• **読解テキスト**
そして、ステップS203では、学習データ選択部103がパターン密度分析処理を実行する。すなわち、設計データから作成した設計データ画像を用いてパターンの密度を算出する。パターン密度は、パターンの個数や面積などを用いることで算出できる。
【0029】
図6は、図5のステップS201における縦/横エッジ割合分析の詳細フローを示すフローチャートである。図6に示すように、ステップS2011では、設計データから縦エッジと横エッジの数を検出する縦/横エッジ成分検出処理を実行する。
ステップS2012では、ステップS2011にて検出した縦/横エッジ成分の画素数をカウントする縦/横エッジ画素数カウント処理を実行する。
ステップS2013では、ステップS2012にてカウントした縦/横エッジ画素から縦/横エッジの割合を算出する縦/横エッジ割合算出処理を実行する。
【0030】
ここで、図21に、設計データからパターンの縦と横のエッジ画素を算出する概略説明図を示す。図21(a)に示す設計データの情報である閉図形の頂点座標A,B,C,Dに基づき、図21(b)に示す設計データ画像を作成することができる。この例では、閉図形内にパターンが存在するため、閉図形内が黒で塗られ、パターンが存在しない閉図形の外側は白で塗られる。図21(b)に示す設計データ画像に対してエッジ検出を行うことで、図21(c)に示すエッジ画像を得ることができる。これは、図6に示したステップS2011における縦/横エッジ成分検出処理に相当する。この図21(c)に示すエッジ画像から縦線に含まれるエッジの画素数と横線に含まれるエッジの画素数を分けてカウントすることで、図21(d)に示す縦エッジと横エッジの画素数を取得できる。これは、図6に示したステップS2012における縦/横エッジ画素数カウント処理に相当する。この縦/横エッジの画素数を用いて縦/横エッジの割合を算出することができる。
【0031】
図7は、図5のステップS202におけるパターン間隔分析の詳細フローを示すフローチャートである。初めにステップS2021にて、行/列のサンプリングで設計データ画像に対して、行方向(x方向)と列方向(y方向)にサーチして、パターンの有無を検出し、パターンの幅、間隔を算出して記憶する。サーチは一行、一列毎に行っても良く、数行、数列毎に飛ばしながら行うことで処理時間の短縮を図っても良い。
【0032】
ステップS2022では、パターン間隔最大/最小値/平均値検出処理を実行する。すなわち、ステップS2021にて行/列のサンプリングで記憶したパターンの幅、間隔に基づき、その最大値と最小値及び平均値を算出する。

(ラベル付きボックスの記録)

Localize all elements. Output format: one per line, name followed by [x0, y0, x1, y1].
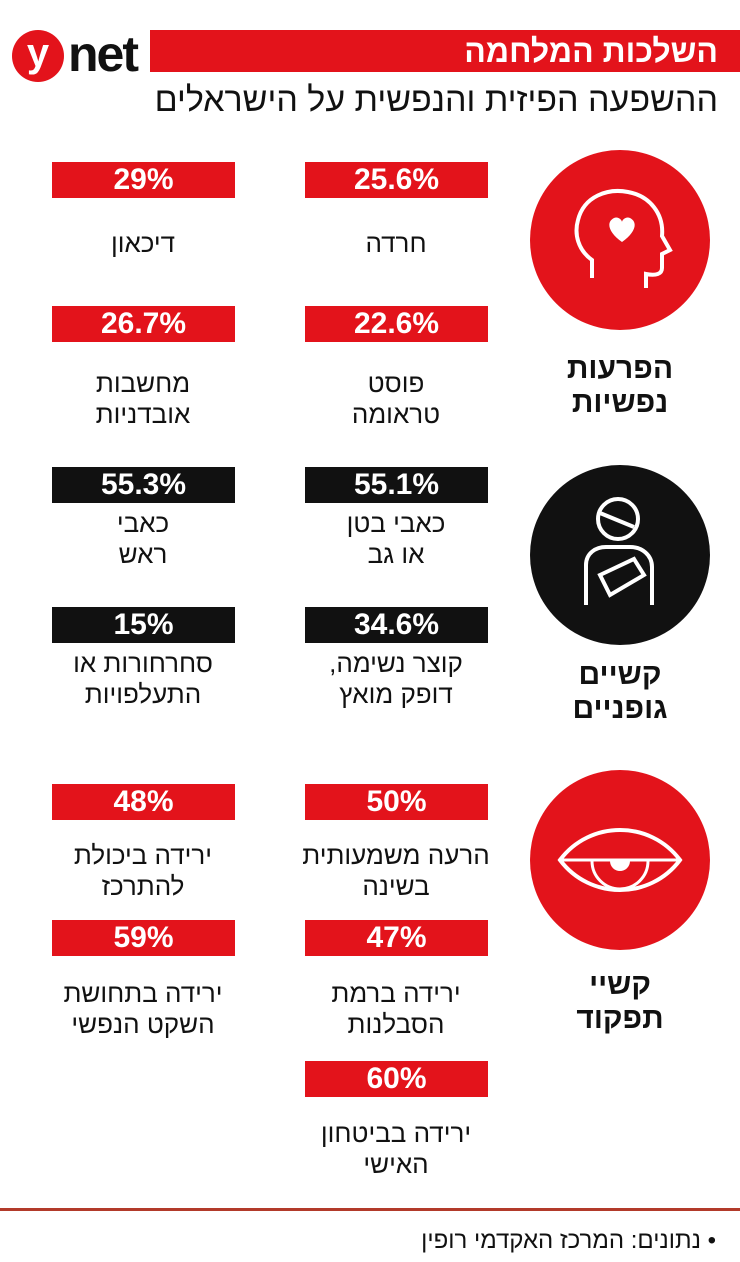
label-line: להתרכז — [101, 871, 185, 901]
stat-value: 22.6% — [305, 306, 488, 342]
label-line: האישי — [363, 1149, 429, 1179]
stat-label: כאבי בטן או גב — [281, 508, 511, 570]
stat-value: 60% — [305, 1061, 488, 1097]
stat-value: 47% — [305, 920, 488, 956]
stat-label: סחרחורות או התעלפויות — [28, 648, 258, 710]
stat-label: ירידה בביטחון האישי — [281, 1118, 511, 1180]
head-heart-icon — [530, 150, 710, 330]
category-line: הפרעות — [566, 352, 674, 385]
label-line: ירידה ביכולת — [73, 840, 213, 870]
stat-label: קוצר נשימה, דופק מואץ — [281, 648, 511, 710]
label-line: חרדה — [365, 228, 427, 258]
tired-eye-icon — [530, 770, 710, 950]
label-line: בשינה — [362, 871, 430, 901]
stat-label: הרעה משמעותית בשינה — [281, 840, 511, 902]
category-label: קשיי תפקוד — [540, 968, 700, 1036]
label-line: דיכאון — [110, 228, 176, 258]
stat-value: 26.7% — [52, 306, 235, 342]
stat-label: כאבי ראש — [28, 508, 258, 570]
label-line: טראומה — [351, 399, 441, 429]
ynet-logo-word: net — [68, 26, 139, 82]
stat-value: 34.6% — [305, 607, 488, 643]
stat-label: דיכאון — [28, 228, 258, 259]
label-line: התעלפויות — [84, 679, 202, 709]
stat-label: חרדה — [281, 228, 511, 259]
page-title: השלכות המלחמה — [464, 33, 718, 69]
category-line: קשיי — [589, 968, 651, 1001]
category-line: נפשיות — [571, 386, 669, 419]
label-line: מחשבות — [95, 368, 191, 398]
category-line: תפקוד — [576, 1002, 664, 1035]
label-line: ירידה בביטחון — [320, 1118, 472, 1148]
label-line: כאבי — [116, 508, 170, 538]
label-line: ירידה ברמת — [331, 978, 461, 1008]
stat-value: 48% — [52, 784, 235, 820]
footer-divider — [0, 1208, 740, 1211]
label-line: פוסט — [367, 368, 425, 398]
stat-value: 25.6% — [305, 162, 488, 198]
stat-label: ירידה ברמת הסבלנות — [281, 978, 511, 1040]
label-line: או גב — [367, 539, 425, 569]
logo-letter: y — [26, 31, 50, 75]
ynet-logo-circle: y — [12, 30, 64, 82]
stat-value: 15% — [52, 607, 235, 643]
label-line: ירידה בתחושת — [63, 978, 223, 1008]
category-line: גופניים — [572, 692, 668, 725]
page-subtitle: ההשפעה הפיזית והנפשית על הישראלים — [154, 81, 718, 119]
label-line: אובדניות — [95, 399, 191, 429]
label-line: הסבלנות — [347, 1009, 445, 1039]
stat-value: 59% — [52, 920, 235, 956]
category-label: הפרעות נפשיות — [540, 352, 700, 420]
injured-person-icon — [530, 465, 710, 645]
label-line: השקט הנפשי — [71, 1009, 215, 1039]
stat-label: ירידה ביכולת להתרכז — [28, 840, 258, 902]
stat-value: 55.3% — [52, 467, 235, 503]
label-line: הרעה משמעותית — [302, 840, 490, 870]
category-label: קשיים גופניים — [540, 658, 700, 726]
title-bar: השלכות המלחמה — [150, 30, 740, 72]
source-note: • נתונים: המרכז האקדמי רופין — [421, 1227, 716, 1254]
label-line: ראש — [118, 539, 168, 569]
stat-value: 50% — [305, 784, 488, 820]
stat-label: פוסט טראומה — [281, 368, 511, 430]
label-line: קוצר נשימה, — [329, 648, 463, 678]
category-line: קשיים — [578, 658, 662, 691]
label-line: דופק מואץ — [339, 679, 453, 709]
label-line: סחרחורות או — [73, 648, 213, 678]
stat-value: 29% — [52, 162, 235, 198]
label-line: כאבי בטן — [346, 508, 446, 538]
stat-value: 55.1% — [305, 467, 488, 503]
stat-label: מחשבות אובדניות — [28, 368, 258, 430]
stat-label: ירידה בתחושת השקט הנפשי — [28, 978, 258, 1040]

• **課題**
読解テキストでは、パターン密度は何を用いることで算出できるとされているか。

• **結果**
パターンの個数や面積などを用いることで算出できる。